Exercise task -> Copy every entry word for word. Skip the pictures.

Information supplied ->
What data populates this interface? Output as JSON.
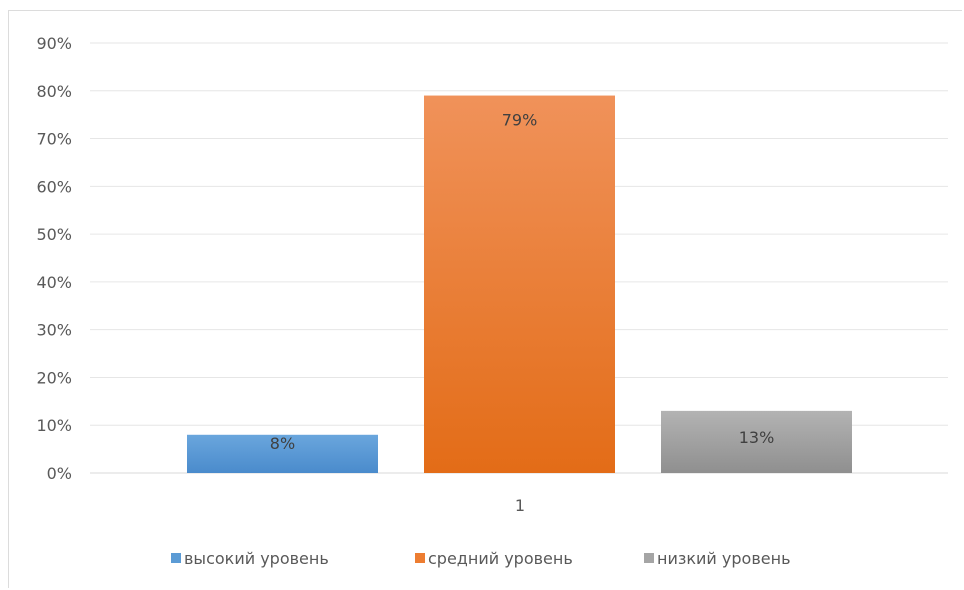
{
  "chart_data": {
    "type": "bar",
    "categories": [
      "1"
    ],
    "series": [
      {
        "name": "высокий уровень",
        "values": [
          8
        ],
        "color": "#5b9bd5",
        "label": "8%"
      },
      {
        "name": "средний уровень",
        "values": [
          79
        ],
        "color": "#ed7d31",
        "label": "79%"
      },
      {
        "name": "низкий уровень",
        "values": [
          13
        ],
        "color": "#a5a5a5",
        "label": "13%"
      }
    ],
    "yticks": [
      "0%",
      "10%",
      "20%",
      "30%",
      "40%",
      "50%",
      "60%",
      "70%",
      "80%",
      "90%"
    ],
    "ylim": [
      0,
      90
    ],
    "grid": true,
    "legend": "bottom",
    "title": "",
    "xlabel": "",
    "ylabel": ""
  }
}
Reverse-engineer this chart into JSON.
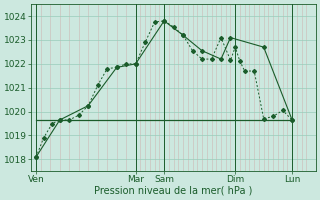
{
  "xlabel": "Pression niveau de la mer( hPa )",
  "bg_color": "#cce8df",
  "grid_major_color": "#99ccbb",
  "grid_minor_color": "#bbddcc",
  "line_color": "#1a5c2a",
  "ylim": [
    1017.5,
    1024.5
  ],
  "xlim": [
    0,
    30
  ],
  "day_labels": [
    "Ven",
    "Mar",
    "Sam",
    "Dim",
    "Lun"
  ],
  "day_positions": [
    0.5,
    11,
    14,
    21.5,
    27.5
  ],
  "vline_positions": [
    0.5,
    11,
    14,
    21.5,
    27.5
  ],
  "minor_vline_x": [
    1,
    2,
    3,
    4,
    5,
    6,
    7,
    8,
    9,
    10,
    11.5,
    12,
    12.5,
    13,
    13.5,
    14.5,
    15,
    15.5,
    16,
    16.5,
    17,
    17.5,
    18,
    18.5,
    19,
    19.5,
    20,
    20.5,
    21,
    22,
    22.5,
    23,
    23.5,
    24,
    24.5,
    25,
    25.5,
    26,
    26.5,
    27,
    28,
    28.5,
    29
  ],
  "series1_x": [
    0.5,
    1.3,
    2.2,
    3.0,
    4.0,
    5.0,
    6.0,
    7.0,
    8.0,
    9.0,
    10.0,
    11.0,
    12.0,
    13.0,
    14.0,
    15.0,
    16.0,
    17.0,
    18.0,
    19.0,
    20.0,
    21.0,
    21.5,
    22.0,
    22.5,
    23.5,
    24.5,
    25.5,
    26.5,
    27.5
  ],
  "series1_y": [
    1018.1,
    1018.9,
    1019.5,
    1019.65,
    1019.65,
    1019.85,
    1020.25,
    1021.1,
    1021.8,
    1021.85,
    1022.0,
    1022.0,
    1022.9,
    1023.75,
    1023.8,
    1023.55,
    1023.2,
    1022.55,
    1022.2,
    1022.2,
    1023.1,
    1022.15,
    1022.7,
    1022.1,
    1021.7,
    1021.7,
    1019.7,
    1019.8,
    1020.05,
    1019.65
  ],
  "series2_x": [
    0.5,
    3.0,
    6.0,
    9.0,
    11.0,
    14.0,
    16.0,
    18.0,
    20.0,
    21.0,
    24.5,
    27.5
  ],
  "series2_y": [
    1018.1,
    1019.65,
    1020.25,
    1021.85,
    1022.0,
    1023.8,
    1023.2,
    1022.55,
    1022.2,
    1023.1,
    1022.7,
    1019.65
  ],
  "series3_x": [
    0.5,
    27.5
  ],
  "series3_y": [
    1019.65,
    1019.65
  ],
  "yticks": [
    1018,
    1019,
    1020,
    1021,
    1022,
    1023,
    1024
  ],
  "xlabel_fontsize": 7,
  "tick_fontsize": 6.5
}
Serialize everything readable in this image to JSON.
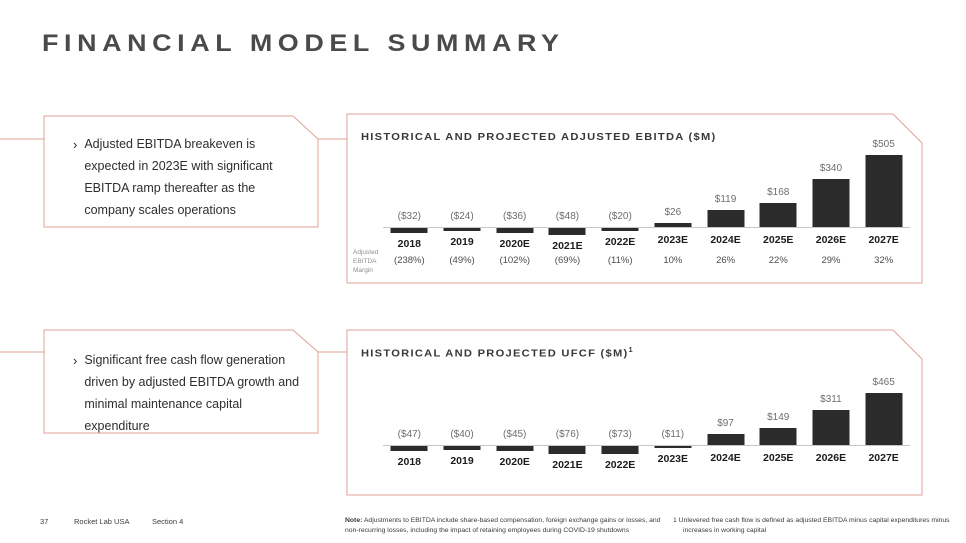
{
  "colors": {
    "accent": "#e0a296",
    "bar": "#2b2b2b",
    "axis": "#c6c6c6",
    "title_text": "#4a4a4a",
    "value_label": "#6e6e6e",
    "year_label": "#1c1c1c"
  },
  "slide": {
    "title": "FINANCIAL MODEL SUMMARY",
    "footer": {
      "page_number": "37",
      "company": "Rocket Lab USA",
      "section": "Section 4"
    },
    "notes": {
      "note_label": "Note:",
      "note_body": " Adjustments to EBITDA include share-based compensation, foreign exchange gains or losses, and non-recurring losses, including the impact of retaining employees during COVID-19 shutdowns",
      "footnote": "1 Unlevered free cash flow is defined as adjusted EBITDA minus capital expenditures minus increases in working capital"
    }
  },
  "callouts": [
    {
      "bullet": "›",
      "text": "Adjusted EBITDA breakeven is expected in 2023E with significant EBITDA ramp thereafter as the company scales operations"
    },
    {
      "bullet": "›",
      "text": "Significant free cash flow generation driven by adjusted EBITDA growth and minimal maintenance capital expenditure"
    }
  ],
  "chart_data": [
    {
      "type": "bar",
      "title": "HISTORICAL AND PROJECTED ADJUSTED EBITDA ($M)",
      "categories": [
        "2018",
        "2019",
        "2020E",
        "2021E",
        "2022E",
        "2023E",
        "2024E",
        "2025E",
        "2026E",
        "2027E"
      ],
      "values": [
        -32,
        -24,
        -36,
        -48,
        -20,
        26,
        119,
        168,
        340,
        505
      ],
      "value_labels": [
        "($32)",
        "($24)",
        "($36)",
        "($48)",
        "($20)",
        "$26",
        "$119",
        "$168",
        "$340",
        "$505"
      ],
      "margin_row": {
        "label": "Adjusted EBITDA Margin",
        "values": [
          "(238%)",
          "(49%)",
          "(102%)",
          "(69%)",
          "(11%)",
          "10%",
          "26%",
          "22%",
          "29%",
          "32%"
        ]
      },
      "ylim": [
        -60,
        520
      ],
      "grid": false,
      "legend": null,
      "bar_color": "#2b2b2b"
    },
    {
      "type": "bar",
      "title": "HISTORICAL AND PROJECTED UFCF ($M)",
      "title_superscript": "1",
      "categories": [
        "2018",
        "2019",
        "2020E",
        "2021E",
        "2022E",
        "2023E",
        "2024E",
        "2025E",
        "2026E",
        "2027E"
      ],
      "values": [
        -47,
        -40,
        -45,
        -76,
        -73,
        -11,
        97,
        149,
        311,
        465
      ],
      "value_labels": [
        "($47)",
        "($40)",
        "($45)",
        "($76)",
        "($73)",
        "($11)",
        "$97",
        "$149",
        "$311",
        "$465"
      ],
      "ylim": [
        -100,
        480
      ],
      "grid": false,
      "legend": null,
      "bar_color": "#2b2b2b"
    }
  ]
}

Expected output ->
What data populates this interface? Output as JSON.
{
  "chart_data": {
    "type": "bar",
    "categories": [
      "1"
    ],
    "series": [
      {
        "name": "высокий уровень",
        "values": [
          8
        ],
        "color": "#5b9bd5",
        "label": "8%"
      },
      {
        "name": "средний уровень",
        "values": [
          79
        ],
        "color": "#ed7d31",
        "label": "79%"
      },
      {
        "name": "низкий уровень",
        "values": [
          13
        ],
        "color": "#a5a5a5",
        "label": "13%"
      }
    ],
    "yticks": [
      "0%",
      "10%",
      "20%",
      "30%",
      "40%",
      "50%",
      "60%",
      "70%",
      "80%",
      "90%"
    ],
    "ylim": [
      0,
      90
    ],
    "grid": true,
    "legend": "bottom",
    "title": "",
    "xlabel": "",
    "ylabel": ""
  }
}
Reverse-engineer this chart into JSON.
{
  "xlabel": "Pression niveau de la mer( hPa )",
  "bg_color": "#cce8df",
  "grid_major_color": "#99ccbb",
  "grid_minor_color": "#bbddcc",
  "line_color": "#1a5c2a",
  "ylim": [
    1017.5,
    1024.5
  ],
  "xlim": [
    0,
    30
  ],
  "day_labels": [
    "Ven",
    "Mar",
    "Sam",
    "Dim",
    "Lun"
  ],
  "day_positions": [
    0.5,
    11,
    14,
    21.5,
    27.5
  ],
  "vline_positions": [
    0.5,
    11,
    14,
    21.5,
    27.5
  ],
  "minor_vline_x": [
    1,
    2,
    3,
    4,
    5,
    6,
    7,
    8,
    9,
    10,
    11.5,
    12,
    12.5,
    13,
    13.5,
    14.5,
    15,
    15.5,
    16,
    16.5,
    17,
    17.5,
    18,
    18.5,
    19,
    19.5,
    20,
    20.5,
    21,
    22,
    22.5,
    23,
    23.5,
    24,
    24.5,
    25,
    25.5,
    26,
    26.5,
    27,
    28,
    28.5,
    29
  ],
  "series1_x": [
    0.5,
    1.3,
    2.2,
    3.0,
    4.0,
    5.0,
    6.0,
    7.0,
    8.0,
    9.0,
    10.0,
    11.0,
    12.0,
    13.0,
    14.0,
    15.0,
    16.0,
    17.0,
    18.0,
    19.0,
    20.0,
    21.0,
    21.5,
    22.0,
    22.5,
    23.5,
    24.5,
    25.5,
    26.5,
    27.5
  ],
  "series1_y": [
    1018.1,
    1018.9,
    1019.5,
    1019.65,
    1019.65,
    1019.85,
    1020.25,
    1021.1,
    1021.8,
    1021.85,
    1022.0,
    1022.0,
    1022.9,
    1023.75,
    1023.8,
    1023.55,
    1023.2,
    1022.55,
    1022.2,
    1022.2,
    1023.1,
    1022.15,
    1022.7,
    1022.1,
    1021.7,
    1021.7,
    1019.7,
    1019.8,
    1020.05,
    1019.65
  ],
  "series2_x": [
    0.5,
    3.0,
    6.0,
    9.0,
    11.0,
    14.0,
    16.0,
    18.0,
    20.0,
    21.0,
    24.5,
    27.5
  ],
  "series2_y": [
    1018.1,
    1019.65,
    1020.25,
    1021.85,
    1022.0,
    1023.8,
    1023.2,
    1022.55,
    1022.2,
    1023.1,
    1022.7,
    1019.65
  ],
  "series3_x": [
    0.5,
    27.5
  ],
  "series3_y": [
    1019.65,
    1019.65
  ],
  "yticks": [
    1018,
    1019,
    1020,
    1021,
    1022,
    1023,
    1024
  ],
  "xlabel_fontsize": 7,
  "tick_fontsize": 6.5
}
Serialize everything readable in this image to JSON.
{
  "colors": {
    "accent": "#e0a296",
    "bar": "#2b2b2b",
    "axis": "#c6c6c6",
    "title_text": "#4a4a4a",
    "value_label": "#6e6e6e",
    "year_label": "#1c1c1c"
  },
  "slide": {
    "title": "FINANCIAL MODEL SUMMARY",
    "footer": {
      "page_number": "37",
      "company": "Rocket Lab USA",
      "section": "Section 4"
    },
    "notes": {
      "note_label": "Note:",
      "note_body": " Adjustments to EBITDA include share-based compensation, foreign exchange gains or losses, and non-recurring losses, including the impact of retaining employees during COVID-19 shutdowns",
      "footnote": "1 Unlevered free cash flow is defined as adjusted EBITDA minus capital expenditures minus increases in working capital"
    }
  },
  "callouts": [
    {
      "bullet": "›",
      "text": "Adjusted EBITDA breakeven is expected in 2023E with significant EBITDA ramp thereafter as the company scales operations"
    },
    {
      "bullet": "›",
      "text": "Significant free cash flow generation driven by adjusted EBITDA growth and minimal maintenance capital expenditure"
    }
  ],
  "chart_data": [
    {
      "type": "bar",
      "title": "HISTORICAL AND PROJECTED ADJUSTED EBITDA ($M)",
      "categories": [
        "2018",
        "2019",
        "2020E",
        "2021E",
        "2022E",
        "2023E",
        "2024E",
        "2025E",
        "2026E",
        "2027E"
      ],
      "values": [
        -32,
        -24,
        -36,
        -48,
        -20,
        26,
        119,
        168,
        340,
        505
      ],
      "value_labels": [
        "($32)",
        "($24)",
        "($36)",
        "($48)",
        "($20)",
        "$26",
        "$119",
        "$168",
        "$340",
        "$505"
      ],
      "margin_row": {
        "label": "Adjusted EBITDA Margin",
        "values": [
          "(238%)",
          "(49%)",
          "(102%)",
          "(69%)",
          "(11%)",
          "10%",
          "26%",
          "22%",
          "29%",
          "32%"
        ]
      },
      "ylim": [
        -60,
        520
      ],
      "grid": false,
      "legend": null,
      "bar_color": "#2b2b2b"
    },
    {
      "type": "bar",
      "title": "HISTORICAL AND PROJECTED UFCF ($M)",
      "title_superscript": "1",
      "categories": [
        "2018",
        "2019",
        "2020E",
        "2021E",
        "2022E",
        "2023E",
        "2024E",
        "2025E",
        "2026E",
        "2027E"
      ],
      "values": [
        -47,
        -40,
        -45,
        -76,
        -73,
        -11,
        97,
        149,
        311,
        465
      ],
      "value_labels": [
        "($47)",
        "($40)",
        "($45)",
        "($76)",
        "($73)",
        "($11)",
        "$97",
        "$149",
        "$311",
        "$465"
      ],
      "ylim": [
        -100,
        480
      ],
      "grid": false,
      "legend": null,
      "bar_color": "#2b2b2b"
    }
  ]
}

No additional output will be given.